### ARTIGO
··········

Folha de S. Paulo
O que de fato somos todos é fenotipicamente
diversos, e mestiço é carapuça racial
Segundo a mais confiável fonte de dados primários do país, a maioria da população brasileira é parda. O IBGE falou, está falado. Mas cabe uma ressalva sobre certa recepção pública desse achado. É que da palavra pardo se deduziu mestiço (do latim "mixticius", misturado). Em termos etnológicos, a mistura seria combinar duas etnias. Dentro dessa lógica, se um louro dolicocéfalo alemão se casa com uma morena francesa, o filho será mestiço. O mesmo acontece com uma japonesa e um chinês. E, claro, uma ruandesa hutu com um tutsi.
Mas pode não ser nada disso. Troque-se o
critério de etnia por cor da pele, o filho da francesa será branco europeu, o
da japonesa branco asiático, e o da hutu, de cor preta, também não será
considerado mestiço. Para dar credibilidade à mestiçagem, é preciso primeiro acreditar em raça, depois na
realidade humana da mistura. Por isso, na prática, aquele nipo-chinês seria
considerado mestiço tanto por japoneses como por chineses: predominaria a
ilusão da raça, não a evidência da cor.

··········

(Linhas do conjunto de dados)

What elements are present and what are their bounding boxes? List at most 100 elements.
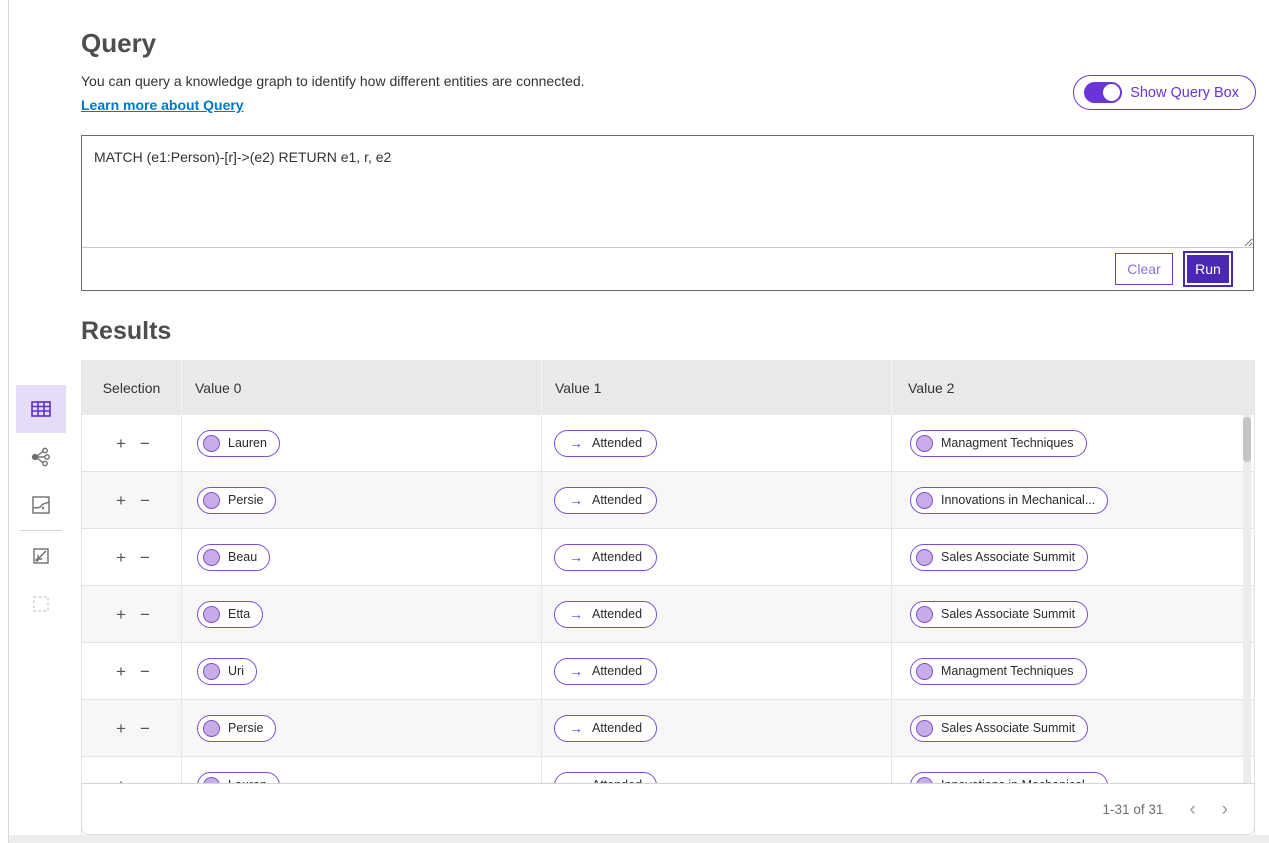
entity-pill[interactable]: Beau [197,543,271,571]
entity-label: Sales Associate Summit [941,607,1076,621]
entity-label: Managment Techniques [941,664,1074,678]
rail-divider [20,530,62,531]
add-to-selection-button[interactable]: + [116,492,126,509]
table-view-icon [30,398,52,420]
entity-pill[interactable]: Lauren [197,771,280,783]
column-header-value2: Value 2 [908,379,955,396]
remove-from-selection-button[interactable]: − [140,663,150,680]
relationship-arrow-icon: → [569,435,583,451]
entity-pill[interactable]: Sales Associate Summit [910,714,1089,742]
entity-node-icon [916,662,933,680]
relationship-pill[interactable]: → Attended [554,543,658,571]
relationship-pill[interactable]: → Attended [554,600,658,628]
add-to-map-icon [31,546,51,566]
pagination-prev-button[interactable]: ‹ [1189,800,1195,819]
entity-pill[interactable]: Lauren [197,429,280,457]
entity-pill[interactable]: Persie [197,714,277,742]
entity-label: Innovations in Mechanical... [941,778,1095,783]
table-row: + − Beau → Attended Sales Associate Summ… [82,529,1254,586]
relationship-pill[interactable]: → Attended [554,771,658,783]
view-switcher-rail [16,385,66,628]
run-button[interactable]: Run [1183,251,1233,287]
entity-node-icon [203,605,220,623]
entity-pill[interactable]: Etta [197,600,264,628]
relationship-label: Attended [592,607,643,621]
map-view-button[interactable] [16,481,66,529]
add-to-selection-button[interactable]: + [116,549,126,566]
entity-node-icon [203,776,220,783]
remove-from-selection-button[interactable]: − [140,492,150,509]
table-view-button[interactable] [16,385,66,433]
entity-pill[interactable]: Innovations in Mechanical... [910,486,1109,514]
table-scrollbar[interactable] [1243,415,1251,783]
pagination-next-button[interactable]: › [1222,800,1228,819]
entity-label: Lauren [228,436,267,450]
entity-pill[interactable]: Uri [197,657,257,685]
selection-tool-button[interactable] [16,580,66,628]
entity-pill[interactable]: Sales Associate Summit [910,600,1089,628]
entity-label: Sales Associate Summit [941,550,1076,564]
link-chart-icon [30,446,52,468]
remove-from-selection-button[interactable]: − [140,435,150,452]
query-input[interactable]: MATCH (e1:Person)-[r]->(e2) RETURN e1, r… [82,136,1253,248]
relationship-pill[interactable]: → Attended [554,429,658,457]
query-actions: Clear Run [82,248,1253,290]
show-query-box-toggle[interactable]: Show Query Box [1073,75,1256,110]
clear-button[interactable]: Clear [1115,253,1173,285]
table-row: + − Lauren → Attended Managment Techniqu… [82,415,1254,472]
add-to-selection-button[interactable]: + [116,777,126,784]
relationship-label: Attended [592,550,643,564]
add-to-map-button[interactable] [16,532,66,580]
entity-pill[interactable]: Sales Associate Summit [910,543,1089,571]
table-header-row: Selection Value 0 Value 1 Value 2 [82,360,1254,415]
column-header-value0: Value 0 [182,360,542,415]
remove-from-selection-button[interactable]: − [140,720,150,737]
link-chart-view-button[interactable] [16,433,66,481]
add-to-selection-button[interactable]: + [116,435,126,452]
remove-from-selection-button[interactable]: − [140,777,150,784]
entity-node-icon [916,434,933,452]
query-page: Query You can query a knowledge graph to… [0,0,1269,843]
entity-node-icon [203,548,220,566]
map-view-icon [31,495,51,515]
scrollbar-thumb[interactable] [1243,417,1251,462]
relationship-arrow-icon: → [569,720,583,736]
relationship-pill[interactable]: → Attended [554,657,658,685]
entity-label: Persie [228,493,264,507]
table-row: + − Persie → Attended Innovations in Mec… [82,472,1254,529]
entity-label: Persie [228,721,264,735]
learn-more-link[interactable]: Learn more about Query [81,97,244,113]
entity-pill[interactable]: Managment Techniques [910,429,1087,457]
panel-edge-divider [8,0,9,843]
remove-from-selection-button[interactable]: − [140,606,150,623]
entity-node-icon [916,605,933,623]
relationship-label: Attended [592,778,642,783]
relationship-arrow-icon: → [569,492,583,508]
page-title: Query [81,28,157,58]
add-to-selection-button[interactable]: + [116,606,126,623]
relationship-pill[interactable]: → Attended [554,714,658,742]
selection-tool-icon [31,594,51,614]
query-box: MATCH (e1:Person)-[r]->(e2) RETURN e1, r… [81,135,1254,291]
add-to-selection-button[interactable]: + [116,720,126,737]
relationship-label: Attended [592,721,643,735]
entity-label: Uri [228,664,244,678]
entity-node-icon [203,719,220,737]
entity-pill[interactable]: Managment Techniques [910,657,1087,685]
relationship-label: Attended [592,493,643,507]
toggle-switch-icon[interactable] [1084,82,1123,103]
relationship-arrow-icon: → [569,663,583,679]
entity-pill[interactable]: Persie [197,486,277,514]
entity-label: Etta [228,607,251,621]
entity-label: Beau [228,550,258,564]
entity-node-icon [916,776,933,783]
entity-node-icon [203,662,220,680]
remove-from-selection-button[interactable]: − [140,549,150,566]
entity-pill[interactable]: Innovations in Mechanical... [910,771,1109,783]
relationship-pill[interactable]: → Attended [554,486,658,514]
entity-label: Sales Associate Summit [941,721,1076,735]
entity-label: Managment Techniques [941,436,1074,450]
toggle-label: Show Query Box [1130,84,1239,101]
table-row: + − Persie → Attended Sales Associate Su… [82,700,1254,757]
add-to-selection-button[interactable]: + [116,663,126,680]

··········

### O QUE FAZER
1. Enumere todos os pares de pessoas que o artigo apresenta como exemplos de união entre etnias.
2. Repita o artigo desde "Mas pode não" até "evidência da cor.".

### RESULTADOS DO EXERCÍCIO
1.
- um louro dolicocéfalo alemão e uma morena francesa
- uma japonesa e um chinês
- uma ruandesa hutu e um tutsi

2.
Mas pode não ser nada disso. Troque-se o
critério de etnia por cor da pele, o filho da francesa será branco europeu, o
da japonesa branco asiático, e o da hutu, de cor preta, também não será
considerado mestiço. Para dar credibilidade à mestiçagem, é preciso primeiro acreditar em raça, depois na
realidade humana da mistura. Por isso, na prática, aquele nipo-chinês seria
considerado mestiço tanto por japoneses como por chineses: predominaria a
ilusão da raça, não a evidência da cor.